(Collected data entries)
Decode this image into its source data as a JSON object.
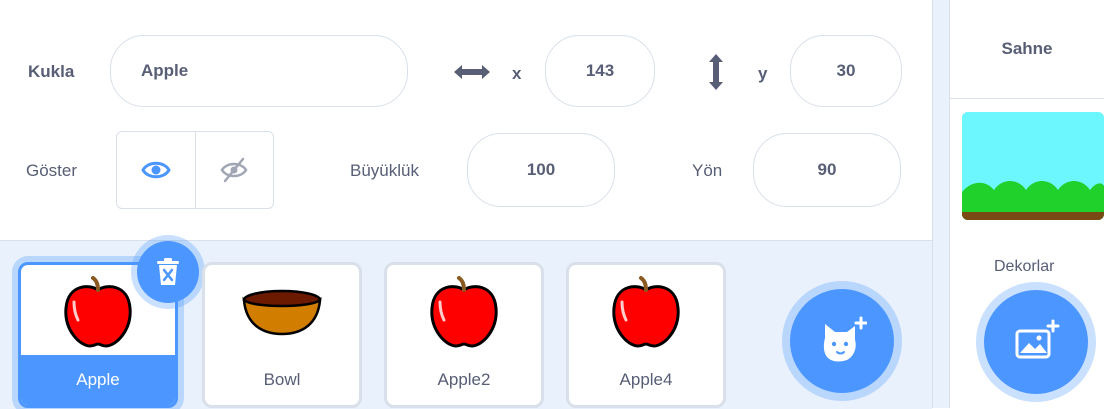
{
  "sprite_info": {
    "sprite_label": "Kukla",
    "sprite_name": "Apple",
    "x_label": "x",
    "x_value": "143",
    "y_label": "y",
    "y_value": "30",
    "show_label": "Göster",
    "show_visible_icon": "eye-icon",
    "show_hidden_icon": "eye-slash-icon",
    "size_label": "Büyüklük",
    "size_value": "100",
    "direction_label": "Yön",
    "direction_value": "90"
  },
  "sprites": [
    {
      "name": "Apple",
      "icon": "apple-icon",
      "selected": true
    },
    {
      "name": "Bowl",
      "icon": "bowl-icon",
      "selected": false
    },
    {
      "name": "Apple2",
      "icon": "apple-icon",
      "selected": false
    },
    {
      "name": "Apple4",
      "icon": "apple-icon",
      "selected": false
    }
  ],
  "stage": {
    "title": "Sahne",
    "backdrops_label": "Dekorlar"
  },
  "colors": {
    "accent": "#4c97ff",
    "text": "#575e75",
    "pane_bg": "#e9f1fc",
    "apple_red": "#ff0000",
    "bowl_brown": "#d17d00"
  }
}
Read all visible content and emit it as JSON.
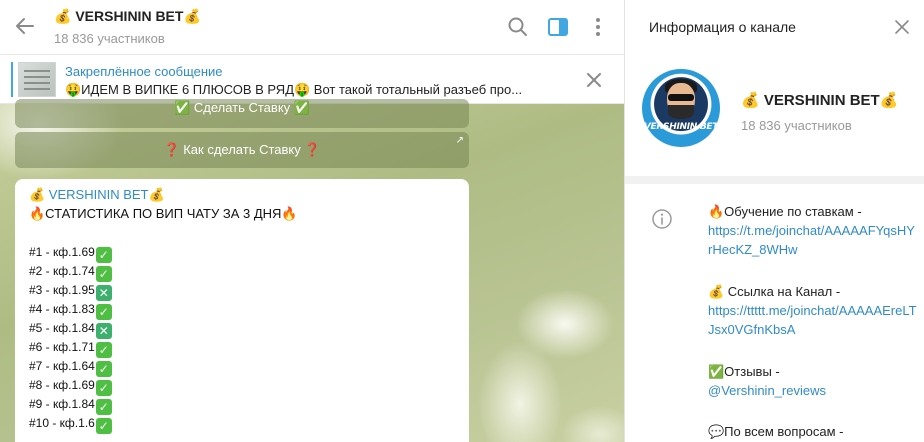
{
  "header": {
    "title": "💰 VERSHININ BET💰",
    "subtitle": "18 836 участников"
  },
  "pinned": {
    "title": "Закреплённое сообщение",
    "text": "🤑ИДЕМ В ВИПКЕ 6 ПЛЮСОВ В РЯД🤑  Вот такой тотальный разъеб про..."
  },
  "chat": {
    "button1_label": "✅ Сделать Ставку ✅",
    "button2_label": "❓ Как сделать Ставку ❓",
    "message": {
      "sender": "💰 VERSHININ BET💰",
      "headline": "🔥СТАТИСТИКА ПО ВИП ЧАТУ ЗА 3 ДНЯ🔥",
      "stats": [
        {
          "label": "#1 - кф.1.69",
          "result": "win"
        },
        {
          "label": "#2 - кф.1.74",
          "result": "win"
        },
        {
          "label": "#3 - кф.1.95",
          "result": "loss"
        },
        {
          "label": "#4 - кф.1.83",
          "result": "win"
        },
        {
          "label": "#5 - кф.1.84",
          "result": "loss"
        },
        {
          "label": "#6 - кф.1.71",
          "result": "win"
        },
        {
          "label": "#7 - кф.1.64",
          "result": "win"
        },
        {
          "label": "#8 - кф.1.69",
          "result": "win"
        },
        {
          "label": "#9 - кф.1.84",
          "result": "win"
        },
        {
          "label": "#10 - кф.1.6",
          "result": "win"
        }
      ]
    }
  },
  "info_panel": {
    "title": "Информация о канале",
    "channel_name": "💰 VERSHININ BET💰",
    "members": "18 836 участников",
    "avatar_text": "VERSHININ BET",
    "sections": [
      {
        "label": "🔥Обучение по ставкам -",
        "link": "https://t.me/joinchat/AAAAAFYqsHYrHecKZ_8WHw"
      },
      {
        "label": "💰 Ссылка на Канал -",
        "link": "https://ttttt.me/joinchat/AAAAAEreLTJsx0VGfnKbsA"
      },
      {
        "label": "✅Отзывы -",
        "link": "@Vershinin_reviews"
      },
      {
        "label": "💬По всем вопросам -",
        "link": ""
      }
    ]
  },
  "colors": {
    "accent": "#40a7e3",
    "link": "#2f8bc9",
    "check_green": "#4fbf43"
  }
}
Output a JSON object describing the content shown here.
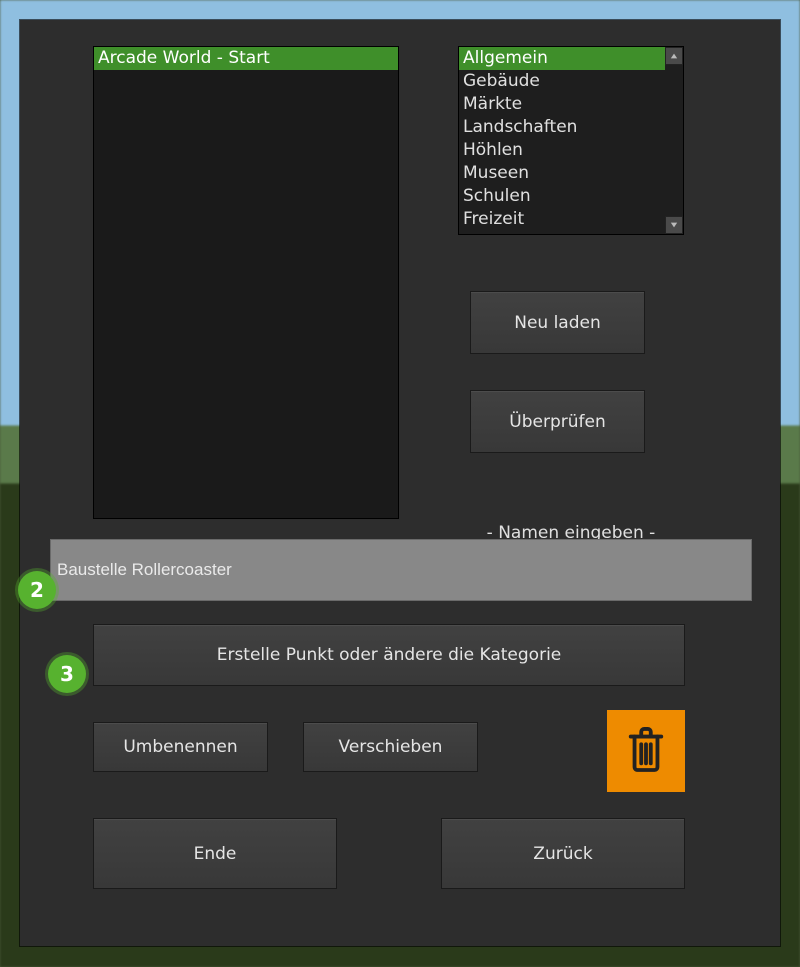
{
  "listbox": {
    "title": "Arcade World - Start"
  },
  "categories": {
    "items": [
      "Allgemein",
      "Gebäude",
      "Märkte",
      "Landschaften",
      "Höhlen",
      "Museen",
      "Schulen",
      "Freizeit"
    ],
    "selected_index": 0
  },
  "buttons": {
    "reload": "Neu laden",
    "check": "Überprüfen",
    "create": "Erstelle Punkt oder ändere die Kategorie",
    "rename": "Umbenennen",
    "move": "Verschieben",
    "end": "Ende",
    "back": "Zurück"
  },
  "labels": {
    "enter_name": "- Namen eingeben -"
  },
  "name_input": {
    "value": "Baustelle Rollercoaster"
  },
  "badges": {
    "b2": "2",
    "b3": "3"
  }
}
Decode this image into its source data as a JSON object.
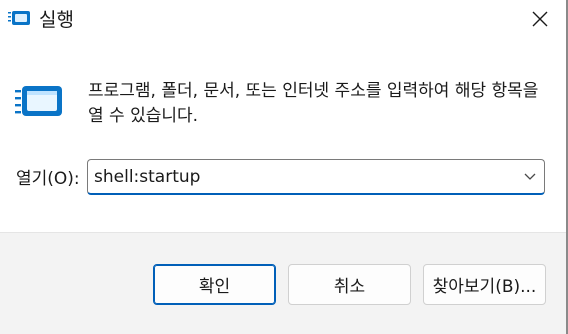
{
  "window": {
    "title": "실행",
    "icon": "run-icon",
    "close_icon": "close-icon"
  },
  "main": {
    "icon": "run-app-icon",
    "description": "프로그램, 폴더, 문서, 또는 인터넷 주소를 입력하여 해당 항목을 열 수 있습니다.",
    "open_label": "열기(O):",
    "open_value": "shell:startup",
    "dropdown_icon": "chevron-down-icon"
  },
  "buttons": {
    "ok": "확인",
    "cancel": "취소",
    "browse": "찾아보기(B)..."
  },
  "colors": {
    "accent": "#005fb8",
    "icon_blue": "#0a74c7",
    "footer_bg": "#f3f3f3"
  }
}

▸ Objective: Copy the material exactly. Do not include the pictures.

▸ Answer:
Decode this image into its source data as a JSON object.
{
  "sprite_info": {
    "sprite_label": "Kukla",
    "sprite_name": "Apple",
    "x_label": "x",
    "x_value": "143",
    "y_label": "y",
    "y_value": "30",
    "show_label": "Göster",
    "show_visible_icon": "eye-icon",
    "show_hidden_icon": "eye-slash-icon",
    "size_label": "Büyüklük",
    "size_value": "100",
    "direction_label": "Yön",
    "direction_value": "90"
  },
  "sprites": [
    {
      "name": "Apple",
      "icon": "apple-icon",
      "selected": true
    },
    {
      "name": "Bowl",
      "icon": "bowl-icon",
      "selected": false
    },
    {
      "name": "Apple2",
      "icon": "apple-icon",
      "selected": false
    },
    {
      "name": "Apple4",
      "icon": "apple-icon",
      "selected": false
    }
  ],
  "stage": {
    "title": "Sahne",
    "backdrops_label": "Dekorlar"
  },
  "colors": {
    "accent": "#4c97ff",
    "text": "#575e75",
    "pane_bg": "#e9f1fc",
    "apple_red": "#ff0000",
    "bowl_brown": "#d17d00"
  }
}
Read all visible content and emit it as JSON.
{
  "header": {
    "title": "💰 VERSHININ BET💰",
    "subtitle": "18 836 участников"
  },
  "pinned": {
    "title": "Закреплённое сообщение",
    "text": "🤑ИДЕМ В ВИПКЕ 6 ПЛЮСОВ В РЯД🤑  Вот такой тотальный разъеб про..."
  },
  "chat": {
    "button1_label": "✅ Сделать Ставку ✅",
    "button2_label": "❓ Как сделать Ставку ❓",
    "message": {
      "sender": "💰 VERSHININ BET💰",
      "headline": "🔥СТАТИСТИКА ПО ВИП ЧАТУ ЗА 3 ДНЯ🔥",
      "stats": [
        {
          "label": "#1 - кф.1.69",
          "result": "win"
        },
        {
          "label": "#2 - кф.1.74",
          "result": "win"
        },
        {
          "label": "#3 - кф.1.95",
          "result": "loss"
        },
        {
          "label": "#4 - кф.1.83",
          "result": "win"
        },
        {
          "label": "#5 - кф.1.84",
          "result": "loss"
        },
        {
          "label": "#6 - кф.1.71",
          "result": "win"
        },
        {
          "label": "#7 - кф.1.64",
          "result": "win"
        },
        {
          "label": "#8 - кф.1.69",
          "result": "win"
        },
        {
          "label": "#9 - кф.1.84",
          "result": "win"
        },
        {
          "label": "#10 - кф.1.6",
          "result": "win"
        }
      ]
    }
  },
  "info_panel": {
    "title": "Информация о канале",
    "channel_name": "💰 VERSHININ BET💰",
    "members": "18 836 участников",
    "avatar_text": "VERSHININ BET",
    "sections": [
      {
        "label": "🔥Обучение по ставкам -",
        "link": "https://t.me/joinchat/AAAAAFYqsHYrHecKZ_8WHw"
      },
      {
        "label": "💰 Ссылка на Канал -",
        "link": "https://ttttt.me/joinchat/AAAAAEreLTJsx0VGfnKbsA"
      },
      {
        "label": "✅Отзывы -",
        "link": "@Vershinin_reviews"
      },
      {
        "label": "💬По всем вопросам -",
        "link": ""
      }
    ]
  },
  "colors": {
    "accent": "#40a7e3",
    "link": "#2f8bc9",
    "check_green": "#4fbf43"
  }
}
Output a JSON object describing the content shown here.
{
  "listbox": {
    "title": "Arcade World - Start"
  },
  "categories": {
    "items": [
      "Allgemein",
      "Gebäude",
      "Märkte",
      "Landschaften",
      "Höhlen",
      "Museen",
      "Schulen",
      "Freizeit"
    ],
    "selected_index": 0
  },
  "buttons": {
    "reload": "Neu laden",
    "check": "Überprüfen",
    "create": "Erstelle Punkt oder ändere die Kategorie",
    "rename": "Umbenennen",
    "move": "Verschieben",
    "end": "Ende",
    "back": "Zurück"
  },
  "labels": {
    "enter_name": "- Namen eingeben -"
  },
  "name_input": {
    "value": "Baustelle Rollercoaster"
  },
  "badges": {
    "b2": "2",
    "b3": "3"
  }
}
Decode this image into its source data as a JSON object.
{
  "window": {
    "title": "실행",
    "icon": "run-icon",
    "close_icon": "close-icon"
  },
  "main": {
    "icon": "run-app-icon",
    "description": "프로그램, 폴더, 문서, 또는 인터넷 주소를 입력하여 해당 항목을 열 수 있습니다.",
    "open_label": "열기(O):",
    "open_value": "shell:startup",
    "dropdown_icon": "chevron-down-icon"
  },
  "buttons": {
    "ok": "확인",
    "cancel": "취소",
    "browse": "찾아보기(B)..."
  },
  "colors": {
    "accent": "#005fb8",
    "icon_blue": "#0a74c7",
    "footer_bg": "#f3f3f3"
  }
}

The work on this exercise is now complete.